## START EXERCISE MATERIAL
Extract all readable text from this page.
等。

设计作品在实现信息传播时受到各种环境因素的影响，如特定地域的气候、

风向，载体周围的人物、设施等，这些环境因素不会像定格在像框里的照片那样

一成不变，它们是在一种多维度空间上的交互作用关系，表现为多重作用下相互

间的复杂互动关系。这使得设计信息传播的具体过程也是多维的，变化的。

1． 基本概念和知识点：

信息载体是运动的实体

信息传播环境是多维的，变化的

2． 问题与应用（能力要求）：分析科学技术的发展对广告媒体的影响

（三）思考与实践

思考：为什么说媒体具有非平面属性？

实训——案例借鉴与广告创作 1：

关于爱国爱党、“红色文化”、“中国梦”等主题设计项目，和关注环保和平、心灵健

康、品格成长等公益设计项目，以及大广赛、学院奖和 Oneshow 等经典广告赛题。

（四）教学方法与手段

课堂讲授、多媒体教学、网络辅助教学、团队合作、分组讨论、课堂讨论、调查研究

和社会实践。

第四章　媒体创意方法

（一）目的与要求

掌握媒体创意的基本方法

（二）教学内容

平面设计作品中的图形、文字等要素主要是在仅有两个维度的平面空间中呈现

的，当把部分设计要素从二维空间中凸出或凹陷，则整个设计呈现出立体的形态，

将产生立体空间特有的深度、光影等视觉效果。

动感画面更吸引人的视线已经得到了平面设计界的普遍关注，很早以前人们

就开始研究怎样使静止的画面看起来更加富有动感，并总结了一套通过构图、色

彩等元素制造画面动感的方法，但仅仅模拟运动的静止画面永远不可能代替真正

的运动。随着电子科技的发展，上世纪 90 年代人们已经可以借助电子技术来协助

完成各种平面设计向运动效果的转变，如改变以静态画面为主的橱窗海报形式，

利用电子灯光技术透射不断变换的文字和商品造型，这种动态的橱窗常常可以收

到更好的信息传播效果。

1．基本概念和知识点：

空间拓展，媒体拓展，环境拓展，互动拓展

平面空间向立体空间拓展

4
## END EXERCISE MATERIAL
■ **WHAT THE EXERCISE ASKS**:
Extract the listing in its entirety, matching it exactly.

■ **ANSWER TO THE EXERCISE**:
Extract all readable text from this page.
等。

设计作品在实现信息传播时受到各种环境因素的影响，如特定地域的气候、

风向，载体周围的人物、设施等，这些环境因素不会像定格在像框里的照片那样

一成不变，它们是在一种多维度空间上的交互作用关系，表现为多重作用下相互

间的复杂互动关系。这使得设计信息传播的具体过程也是多维的，变化的。

1． 基本概念和知识点：

信息载体是运动的实体

信息传播环境是多维的，变化的

2． 问题与应用（能力要求）：分析科学技术的发展对广告媒体的影响

（三）思考与实践

思考：为什么说媒体具有非平面属性？

实训——案例借鉴与广告创作 1：

关于爱国爱党、“红色文化”、“中国梦”等主题设计项目，和关注环保和平、心灵健

康、品格成长等公益设计项目，以及大广赛、学院奖和 Oneshow 等经典广告赛题。

（四）教学方法与手段

课堂讲授、多媒体教学、网络辅助教学、团队合作、分组讨论、课堂讨论、调查研究

和社会实践。

第四章　媒体创意方法

（一）目的与要求

掌握媒体创意的基本方法

（二）教学内容

平面设计作品中的图形、文字等要素主要是在仅有两个维度的平面空间中呈现

的，当把部分设计要素从二维空间中凸出或凹陷，则整个设计呈现出立体的形态，

将产生立体空间特有的深度、光影等视觉效果。

动感画面更吸引人的视线已经得到了平面设计界的普遍关注，很早以前人们

就开始研究怎样使静止的画面看起来更加富有动感，并总结了一套通过构图、色

彩等元素制造画面动感的方法，但仅仅模拟运动的静止画面永远不可能代替真正

的运动。随着电子科技的发展，上世纪 90 年代人们已经可以借助电子技术来协助

完成各种平面设计向运动效果的转变，如改变以静态画面为主的橱窗海报形式，

利用电子灯光技术透射不断变换的文字和商品造型，这种动态的橱窗常常可以收

到更好的信息传播效果。

1．基本概念和知识点：

空间拓展，媒体拓展，环境拓展，互动拓展

平面空间向立体空间拓展

4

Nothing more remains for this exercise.